This circuit uses two electromechanical relays to realize a sequential switch that’s permanently resistant to electrical disturbance, remembering its state despite power failure and consuming energy only when it’s switched from one state to the other
I know, I know – discussing the subject of a relay-based sequence switch in the age of omnipresent microprocessors seems to be a waste of time. After all, relays have been in use for many years. Is it possible to create something new from these already well-known relays? I tried many years ago, and I think that I succeeded.
I admit that this project is late by about 70 years, but I think its clarity of structure and operation deserves some attention. The first thing that makes it stand out is the fact that despite executing the function of a logic circuit, it does not use active electronic elements. In addition, despite the simple structure, it possesses features of much more complex digital systems.
The sequence switch, built on two-coil bi-stable relays, is partially a development of the article . In that Idea for Design article, the author, Tommy Tyler, presented a relay-based flip-flop circuit, the trigger concept of which is quite similar to my idea submitted to the Polish Patent Office over 20 years ago (Fig. 1).
|Figure 1.||This pulse-controlled circuit of a dual-coil bi-stable relay performs an ON/OFF function,
remembers the state during power failure, and is permanently jam-proof. Component
values aren’t critical.
This design was created due to the need for an effective current switch triggered by a pulse that remembers the state during a supply failure and is permanently resistant to disruptions. The main idea was to use the fact that coils of bi-stable relay at rest do not require a power supply, allowing for the accumulation of an electric charge that can switch the relay.
Because accumulated charge should have an appropriate polarization and alternately power the relay coils, I’ve used one pole of relay contacts as a switching key. It allows current to flow unidirectionally through the excited coil and block for the duration of pulse triggering of the passive coil. Despite the fact that the same control pulse is provided to both coils, only one of them is able to create an electromagnetic field thanks to this configuration, enabling the relay contacts to switch into position opposite to the currently occupied one.
When mobile contacts will be transferred into the other stable position by the charge flowing through chosen coil, the low potential present on the central connect – mutual for both coil – prevents the accumulation of charge necessary to power the other coil until the input is opened. Even its temporary opening allows for an accumulation of charge sufficient to trigger it at the moment the control pulse reappears.
Triggering coils in such a way makes it possible to build a bi-stable flip-flop trigger or one based on two such latches like the sequence switch in Figure 2. The flip-flop circuit built according to the idea described above (Fig. 1, again) during standby mode consumes a current of several milliamps, which in certain circumstances can be considered as a disadvantage.
|Figure 2.||This simple, pulse-controlled system of two dual-coil bi-stable relays performs
the function of a sequential switch. A unique feature of the switch is that it performs
without active electronics components, remembers the state during power failure, is
permanently jam-proof, and consumes no power except when it switches from one
state to the other. Component values aren’t critical.

[Layout element entries]

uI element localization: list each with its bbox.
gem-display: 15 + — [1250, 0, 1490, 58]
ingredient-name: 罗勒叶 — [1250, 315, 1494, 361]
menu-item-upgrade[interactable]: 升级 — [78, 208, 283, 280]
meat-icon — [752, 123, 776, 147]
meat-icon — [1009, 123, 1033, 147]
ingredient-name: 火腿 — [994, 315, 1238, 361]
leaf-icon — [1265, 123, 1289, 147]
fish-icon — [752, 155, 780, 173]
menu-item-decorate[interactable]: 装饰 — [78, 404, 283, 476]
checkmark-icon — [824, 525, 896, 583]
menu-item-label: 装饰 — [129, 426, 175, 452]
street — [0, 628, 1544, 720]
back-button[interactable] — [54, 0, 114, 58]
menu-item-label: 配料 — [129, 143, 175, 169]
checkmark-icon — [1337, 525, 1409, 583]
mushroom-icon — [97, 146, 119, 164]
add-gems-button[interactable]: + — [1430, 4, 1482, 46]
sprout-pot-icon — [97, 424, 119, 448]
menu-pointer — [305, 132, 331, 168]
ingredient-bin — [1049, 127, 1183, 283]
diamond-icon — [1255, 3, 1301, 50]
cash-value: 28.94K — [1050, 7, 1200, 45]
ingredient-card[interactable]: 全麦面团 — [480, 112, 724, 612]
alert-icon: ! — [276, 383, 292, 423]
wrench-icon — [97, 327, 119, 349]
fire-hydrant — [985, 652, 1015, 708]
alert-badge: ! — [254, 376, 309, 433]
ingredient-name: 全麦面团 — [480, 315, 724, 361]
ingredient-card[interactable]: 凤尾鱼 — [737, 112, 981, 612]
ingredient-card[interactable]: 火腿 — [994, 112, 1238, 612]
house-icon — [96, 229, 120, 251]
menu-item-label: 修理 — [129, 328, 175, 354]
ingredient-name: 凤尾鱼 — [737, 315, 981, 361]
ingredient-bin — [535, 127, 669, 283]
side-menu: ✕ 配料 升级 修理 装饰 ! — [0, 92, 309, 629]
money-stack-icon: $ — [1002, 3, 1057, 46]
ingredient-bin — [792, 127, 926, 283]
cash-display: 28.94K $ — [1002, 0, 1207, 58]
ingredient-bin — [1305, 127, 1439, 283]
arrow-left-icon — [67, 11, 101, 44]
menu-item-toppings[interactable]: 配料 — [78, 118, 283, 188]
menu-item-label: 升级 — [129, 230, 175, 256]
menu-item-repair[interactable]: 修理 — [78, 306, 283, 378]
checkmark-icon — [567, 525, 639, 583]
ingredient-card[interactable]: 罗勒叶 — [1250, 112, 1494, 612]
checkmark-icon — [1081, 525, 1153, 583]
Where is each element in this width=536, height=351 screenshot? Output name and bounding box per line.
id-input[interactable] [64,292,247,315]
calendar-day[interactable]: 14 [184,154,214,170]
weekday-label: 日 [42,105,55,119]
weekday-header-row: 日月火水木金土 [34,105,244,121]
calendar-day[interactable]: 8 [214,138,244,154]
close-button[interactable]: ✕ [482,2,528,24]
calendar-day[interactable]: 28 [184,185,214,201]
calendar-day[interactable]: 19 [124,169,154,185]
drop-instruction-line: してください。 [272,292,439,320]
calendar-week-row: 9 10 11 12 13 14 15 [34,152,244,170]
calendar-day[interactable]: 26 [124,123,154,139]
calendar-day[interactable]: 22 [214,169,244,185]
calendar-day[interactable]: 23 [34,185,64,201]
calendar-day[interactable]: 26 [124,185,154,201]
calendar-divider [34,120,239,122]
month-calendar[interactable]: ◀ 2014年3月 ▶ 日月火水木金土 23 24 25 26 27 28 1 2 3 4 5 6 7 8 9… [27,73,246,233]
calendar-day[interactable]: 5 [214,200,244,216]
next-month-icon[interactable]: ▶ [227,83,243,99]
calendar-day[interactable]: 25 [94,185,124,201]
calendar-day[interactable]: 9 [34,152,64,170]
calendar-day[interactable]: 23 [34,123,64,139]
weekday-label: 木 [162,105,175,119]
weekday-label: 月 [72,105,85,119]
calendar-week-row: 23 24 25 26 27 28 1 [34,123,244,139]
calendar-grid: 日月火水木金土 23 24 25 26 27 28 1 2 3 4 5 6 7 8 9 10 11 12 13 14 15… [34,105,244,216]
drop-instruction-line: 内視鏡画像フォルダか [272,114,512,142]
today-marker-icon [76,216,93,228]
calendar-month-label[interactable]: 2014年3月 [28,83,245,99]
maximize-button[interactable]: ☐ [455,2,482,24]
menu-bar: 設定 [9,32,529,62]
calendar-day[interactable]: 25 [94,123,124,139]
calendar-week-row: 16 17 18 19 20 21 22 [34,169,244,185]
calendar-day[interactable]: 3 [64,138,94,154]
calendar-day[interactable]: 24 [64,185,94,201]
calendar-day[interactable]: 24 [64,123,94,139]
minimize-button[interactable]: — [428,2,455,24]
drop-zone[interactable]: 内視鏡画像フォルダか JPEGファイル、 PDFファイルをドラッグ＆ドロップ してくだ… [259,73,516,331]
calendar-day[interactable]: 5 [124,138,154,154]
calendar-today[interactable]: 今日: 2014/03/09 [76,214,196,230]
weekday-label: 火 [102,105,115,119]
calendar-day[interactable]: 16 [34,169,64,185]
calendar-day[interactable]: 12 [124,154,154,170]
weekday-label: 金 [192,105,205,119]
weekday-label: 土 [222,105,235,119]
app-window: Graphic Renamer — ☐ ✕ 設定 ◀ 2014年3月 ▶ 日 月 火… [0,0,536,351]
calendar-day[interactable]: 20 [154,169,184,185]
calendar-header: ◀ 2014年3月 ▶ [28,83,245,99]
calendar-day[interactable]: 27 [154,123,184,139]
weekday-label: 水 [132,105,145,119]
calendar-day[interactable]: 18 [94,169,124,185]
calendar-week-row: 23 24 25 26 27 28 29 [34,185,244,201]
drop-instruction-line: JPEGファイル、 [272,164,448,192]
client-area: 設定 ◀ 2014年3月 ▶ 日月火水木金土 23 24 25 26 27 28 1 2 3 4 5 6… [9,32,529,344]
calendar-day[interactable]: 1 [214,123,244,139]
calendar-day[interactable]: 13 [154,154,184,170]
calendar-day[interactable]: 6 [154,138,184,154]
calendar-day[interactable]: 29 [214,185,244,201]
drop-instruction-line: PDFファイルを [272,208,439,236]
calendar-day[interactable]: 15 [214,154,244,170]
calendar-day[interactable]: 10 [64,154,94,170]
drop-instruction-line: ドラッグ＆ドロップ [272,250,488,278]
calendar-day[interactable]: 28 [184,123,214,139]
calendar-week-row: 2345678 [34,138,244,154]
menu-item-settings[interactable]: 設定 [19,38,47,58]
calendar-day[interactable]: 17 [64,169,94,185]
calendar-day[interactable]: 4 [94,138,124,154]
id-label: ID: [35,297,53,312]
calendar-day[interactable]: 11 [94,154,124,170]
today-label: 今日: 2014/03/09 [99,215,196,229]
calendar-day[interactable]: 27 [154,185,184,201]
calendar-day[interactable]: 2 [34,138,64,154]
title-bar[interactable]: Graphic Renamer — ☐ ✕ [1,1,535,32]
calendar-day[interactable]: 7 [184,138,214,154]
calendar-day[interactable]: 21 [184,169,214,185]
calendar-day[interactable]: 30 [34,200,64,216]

## To be done:
**a)** Using the article on the relay-based sequence switch, decide whether each statement agrees with it: (i) the author's idea was submitted to the Polish Patent Office over 20 years ago; (ii) the flip-flop circuit of Figure 1 draws no current in standby mode; (iii) the sequence switch relies on active electronic elements. Answer yes or no for each and quote the words of the article that decide it.
**b)** Go on with the article on the relay-based sequence switch, starting after its last sentence.
The rows are material separate from the article on the relay-based sequence switch.

## Outputs:
**a)**
(i) Yes: "my idea submitted to the Polish Patent Office over 20 years ago"
(ii) No: "during standby mode consumes a current of several milliamps"
(iii) No: "it does not use active electronic elements"

**b)**
In his project, Mr. Tyler proposed a more economic method of powering the circuit storing the charge, thanks to the latch consuming virtually no current during standby (if we skip the leakage of capacitors). The main operation concept remained the same; thus, all advantages described earlier, as well as the limits mentioned in that article, can be fully referenced to the sequence switch circuit presented here.
Its unique features permanently resist disruptions and power failure, remember state during power failure, don’t consume power during standby, and have only a short, impulse consumption at the moment of charging the capacitor and triggering. The switch presented here, after each press of the S1 momentary trigger button, executes a sequence of switch-overs: [Activate M1] > [Deactivate M1] > [Activate M2] > [Deactivate M2] > [Activate M1], etc. Therefore, it can be used to switch drives operating in such a cycle, e.g., drives of gates or roller blinds.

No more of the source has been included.